> [Problem details] Using the records that follow, copy every line containing the word "challenges".

> [Given information]
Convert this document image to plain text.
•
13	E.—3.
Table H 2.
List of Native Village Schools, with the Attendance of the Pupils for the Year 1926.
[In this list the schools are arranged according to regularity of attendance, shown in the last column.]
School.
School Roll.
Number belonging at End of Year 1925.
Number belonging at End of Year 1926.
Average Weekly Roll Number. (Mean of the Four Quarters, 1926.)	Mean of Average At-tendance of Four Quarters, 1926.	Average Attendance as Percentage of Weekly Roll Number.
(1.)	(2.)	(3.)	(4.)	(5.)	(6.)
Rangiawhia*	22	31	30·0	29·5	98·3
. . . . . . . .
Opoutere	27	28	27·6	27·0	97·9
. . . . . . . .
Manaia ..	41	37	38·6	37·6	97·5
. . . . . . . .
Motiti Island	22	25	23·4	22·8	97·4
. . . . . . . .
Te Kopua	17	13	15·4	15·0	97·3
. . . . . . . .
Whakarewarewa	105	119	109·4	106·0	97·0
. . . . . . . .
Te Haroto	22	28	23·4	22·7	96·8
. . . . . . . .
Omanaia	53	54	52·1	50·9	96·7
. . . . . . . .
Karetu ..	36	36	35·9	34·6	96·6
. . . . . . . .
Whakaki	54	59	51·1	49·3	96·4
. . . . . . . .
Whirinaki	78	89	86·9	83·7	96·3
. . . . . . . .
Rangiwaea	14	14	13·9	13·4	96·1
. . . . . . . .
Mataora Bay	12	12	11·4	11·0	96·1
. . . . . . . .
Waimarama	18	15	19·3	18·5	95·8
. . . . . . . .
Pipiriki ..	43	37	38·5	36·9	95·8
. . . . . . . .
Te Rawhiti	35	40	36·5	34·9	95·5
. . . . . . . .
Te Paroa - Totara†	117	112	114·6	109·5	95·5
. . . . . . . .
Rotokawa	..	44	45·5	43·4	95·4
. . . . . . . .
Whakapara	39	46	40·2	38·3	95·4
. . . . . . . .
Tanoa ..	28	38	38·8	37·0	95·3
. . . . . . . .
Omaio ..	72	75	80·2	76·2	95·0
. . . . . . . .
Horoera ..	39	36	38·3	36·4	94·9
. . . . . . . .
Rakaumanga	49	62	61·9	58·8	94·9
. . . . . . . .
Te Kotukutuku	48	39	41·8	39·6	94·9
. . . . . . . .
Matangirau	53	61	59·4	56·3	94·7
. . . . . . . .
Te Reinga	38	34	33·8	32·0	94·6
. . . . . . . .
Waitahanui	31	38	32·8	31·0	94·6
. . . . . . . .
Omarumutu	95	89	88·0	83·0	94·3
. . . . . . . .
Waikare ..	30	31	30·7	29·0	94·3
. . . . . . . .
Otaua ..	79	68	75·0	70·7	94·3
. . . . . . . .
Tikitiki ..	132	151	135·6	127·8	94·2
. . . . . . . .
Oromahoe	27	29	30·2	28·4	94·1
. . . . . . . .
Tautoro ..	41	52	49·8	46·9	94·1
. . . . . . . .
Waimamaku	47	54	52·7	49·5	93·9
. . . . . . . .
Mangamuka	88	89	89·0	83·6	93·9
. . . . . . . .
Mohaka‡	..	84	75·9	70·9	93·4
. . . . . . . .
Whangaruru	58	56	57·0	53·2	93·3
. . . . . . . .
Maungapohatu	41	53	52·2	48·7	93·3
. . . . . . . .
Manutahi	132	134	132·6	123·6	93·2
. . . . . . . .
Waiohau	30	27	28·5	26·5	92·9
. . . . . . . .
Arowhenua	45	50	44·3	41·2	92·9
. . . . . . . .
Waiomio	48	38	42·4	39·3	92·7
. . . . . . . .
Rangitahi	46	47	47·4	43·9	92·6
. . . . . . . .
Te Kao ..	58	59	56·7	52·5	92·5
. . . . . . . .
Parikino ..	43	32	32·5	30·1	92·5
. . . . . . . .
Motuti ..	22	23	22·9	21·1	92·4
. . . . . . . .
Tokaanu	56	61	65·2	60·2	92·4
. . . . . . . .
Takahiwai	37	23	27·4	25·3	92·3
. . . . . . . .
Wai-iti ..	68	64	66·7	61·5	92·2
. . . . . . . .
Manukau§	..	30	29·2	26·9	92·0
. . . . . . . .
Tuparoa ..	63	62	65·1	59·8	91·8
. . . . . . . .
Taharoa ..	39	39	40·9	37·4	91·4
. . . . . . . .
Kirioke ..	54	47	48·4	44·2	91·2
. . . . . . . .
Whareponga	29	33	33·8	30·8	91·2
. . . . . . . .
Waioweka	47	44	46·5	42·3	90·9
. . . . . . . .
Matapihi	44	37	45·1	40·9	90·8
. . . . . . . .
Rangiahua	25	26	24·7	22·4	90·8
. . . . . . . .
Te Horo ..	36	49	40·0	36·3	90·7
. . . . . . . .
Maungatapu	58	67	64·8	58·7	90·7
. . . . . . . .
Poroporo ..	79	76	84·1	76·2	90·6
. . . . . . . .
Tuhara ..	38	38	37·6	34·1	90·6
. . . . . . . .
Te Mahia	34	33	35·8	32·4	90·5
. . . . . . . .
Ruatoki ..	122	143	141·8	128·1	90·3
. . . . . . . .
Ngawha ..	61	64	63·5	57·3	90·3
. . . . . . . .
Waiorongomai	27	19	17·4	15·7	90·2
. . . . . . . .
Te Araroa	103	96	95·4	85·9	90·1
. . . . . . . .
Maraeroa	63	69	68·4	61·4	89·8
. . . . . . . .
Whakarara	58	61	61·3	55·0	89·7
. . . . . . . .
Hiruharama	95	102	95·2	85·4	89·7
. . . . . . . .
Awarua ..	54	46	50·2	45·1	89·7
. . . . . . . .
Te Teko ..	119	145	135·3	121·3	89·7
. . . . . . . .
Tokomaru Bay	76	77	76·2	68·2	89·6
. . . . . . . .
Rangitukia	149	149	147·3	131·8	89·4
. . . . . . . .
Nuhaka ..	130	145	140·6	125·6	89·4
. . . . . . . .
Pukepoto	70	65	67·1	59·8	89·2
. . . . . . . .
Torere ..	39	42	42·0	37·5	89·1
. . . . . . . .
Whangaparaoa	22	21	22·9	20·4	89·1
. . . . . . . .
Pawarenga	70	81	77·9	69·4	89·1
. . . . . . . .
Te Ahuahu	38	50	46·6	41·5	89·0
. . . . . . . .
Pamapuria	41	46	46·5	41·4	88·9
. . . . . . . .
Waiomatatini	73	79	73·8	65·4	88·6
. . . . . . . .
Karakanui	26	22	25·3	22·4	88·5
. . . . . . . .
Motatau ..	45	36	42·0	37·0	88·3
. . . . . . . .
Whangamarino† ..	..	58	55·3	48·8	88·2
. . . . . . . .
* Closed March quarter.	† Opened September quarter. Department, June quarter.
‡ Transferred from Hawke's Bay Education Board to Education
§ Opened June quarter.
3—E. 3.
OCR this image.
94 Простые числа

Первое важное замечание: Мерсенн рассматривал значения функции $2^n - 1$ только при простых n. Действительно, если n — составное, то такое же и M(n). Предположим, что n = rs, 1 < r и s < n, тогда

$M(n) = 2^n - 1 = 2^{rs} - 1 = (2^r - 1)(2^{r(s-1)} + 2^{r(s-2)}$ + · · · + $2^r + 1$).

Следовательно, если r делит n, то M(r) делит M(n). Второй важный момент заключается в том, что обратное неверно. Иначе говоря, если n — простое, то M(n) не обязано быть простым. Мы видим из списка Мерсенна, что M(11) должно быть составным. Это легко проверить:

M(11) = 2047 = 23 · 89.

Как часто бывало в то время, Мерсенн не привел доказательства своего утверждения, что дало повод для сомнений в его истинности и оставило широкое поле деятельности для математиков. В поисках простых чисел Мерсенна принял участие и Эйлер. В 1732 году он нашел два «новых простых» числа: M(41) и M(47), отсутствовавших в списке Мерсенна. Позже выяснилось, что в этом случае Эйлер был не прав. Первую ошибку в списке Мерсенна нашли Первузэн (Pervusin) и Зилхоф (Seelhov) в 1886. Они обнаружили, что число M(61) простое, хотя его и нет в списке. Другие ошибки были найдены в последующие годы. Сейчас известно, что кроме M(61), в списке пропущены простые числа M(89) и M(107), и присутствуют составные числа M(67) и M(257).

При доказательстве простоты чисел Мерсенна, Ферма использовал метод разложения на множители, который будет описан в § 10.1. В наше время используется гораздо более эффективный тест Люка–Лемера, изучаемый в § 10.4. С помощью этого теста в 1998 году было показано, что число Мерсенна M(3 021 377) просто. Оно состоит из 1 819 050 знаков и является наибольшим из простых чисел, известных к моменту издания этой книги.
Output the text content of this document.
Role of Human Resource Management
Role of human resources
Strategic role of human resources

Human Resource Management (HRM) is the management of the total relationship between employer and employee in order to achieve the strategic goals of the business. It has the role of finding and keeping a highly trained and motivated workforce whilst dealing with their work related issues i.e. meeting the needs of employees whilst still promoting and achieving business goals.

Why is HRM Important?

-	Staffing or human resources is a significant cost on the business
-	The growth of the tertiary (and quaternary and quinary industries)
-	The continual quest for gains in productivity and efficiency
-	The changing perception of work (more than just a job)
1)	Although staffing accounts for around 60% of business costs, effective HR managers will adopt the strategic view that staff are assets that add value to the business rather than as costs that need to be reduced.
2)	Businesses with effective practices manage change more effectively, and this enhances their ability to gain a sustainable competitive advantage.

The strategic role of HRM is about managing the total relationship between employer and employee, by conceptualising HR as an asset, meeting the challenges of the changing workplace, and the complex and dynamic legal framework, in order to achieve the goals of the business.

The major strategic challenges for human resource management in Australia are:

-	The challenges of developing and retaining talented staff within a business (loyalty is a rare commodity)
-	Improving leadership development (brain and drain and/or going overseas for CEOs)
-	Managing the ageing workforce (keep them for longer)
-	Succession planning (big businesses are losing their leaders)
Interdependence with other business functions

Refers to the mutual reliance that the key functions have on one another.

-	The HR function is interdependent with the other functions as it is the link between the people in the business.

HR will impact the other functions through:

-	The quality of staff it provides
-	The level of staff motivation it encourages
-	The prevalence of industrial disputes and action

> [Solution]
The strategic role of HRM is about managing the total relationship between employer and employee, by conceptualising HR as an asset, meeting the challenges of the changing workplace, and the complex and dynamic legal framework, in order to achieve the goals of the business.
The major strategic challenges for human resource management in Australia are:
-	The challenges of developing and retaining talented staff within a business (loyalty is a rare commodity)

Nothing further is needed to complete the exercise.